[EXERCISE DESCRIPTION]
Answer these from the text below on INTEGRAL's tumbling:
(a) In what year was the satellite's fuel-based propulsion system declared unstable?
(b) What was the highest spin rate reached in roll?
(c) What provided power during the blackouts?

[DOCUMENT TEXT]

• • •

Now that INTEGRAL's fuel-based propulsion system has been declared
unstable in 2020 (see INTEGRAL
), the response
to expect from the thrusters was unpredictable. A marginal firing of the
thrusters was observed in the telemetry, but not enough to maintain the
Sun-pointing attitude desired during such an emergency. Following the
laws of physics, the angular momentum normally absorbed through the
three active reaction wheels was redistributed and brought the satellite
into rotation. As seen on the top subplot (showing the spacecraft spin
rate for the three axes of the satellite), INTEGRAL was tumbling on each
of the three axes, with up to 1000 degrees per hour in roll. Every hour,
during three windows of about 10 minutes, the spacecraft had its back
turned to the Sun. During these so-called blackouts, batteries took over
to provide the power required to keep the essential electronics alive.

• • •

[DATA SECTION]
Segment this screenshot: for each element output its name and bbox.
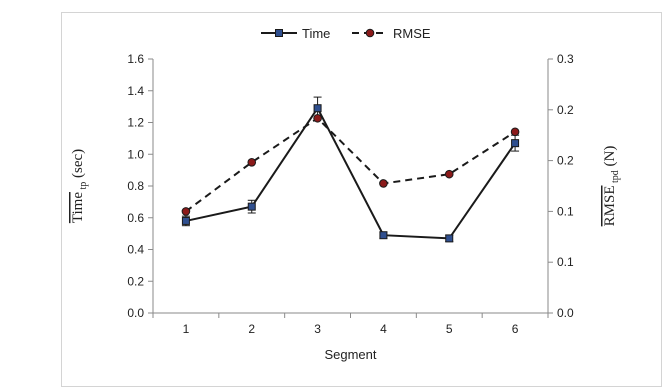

• • •

[RESPONSE]
(a) 2020
(b) Up to 1000 degrees per hour
(c) Batteries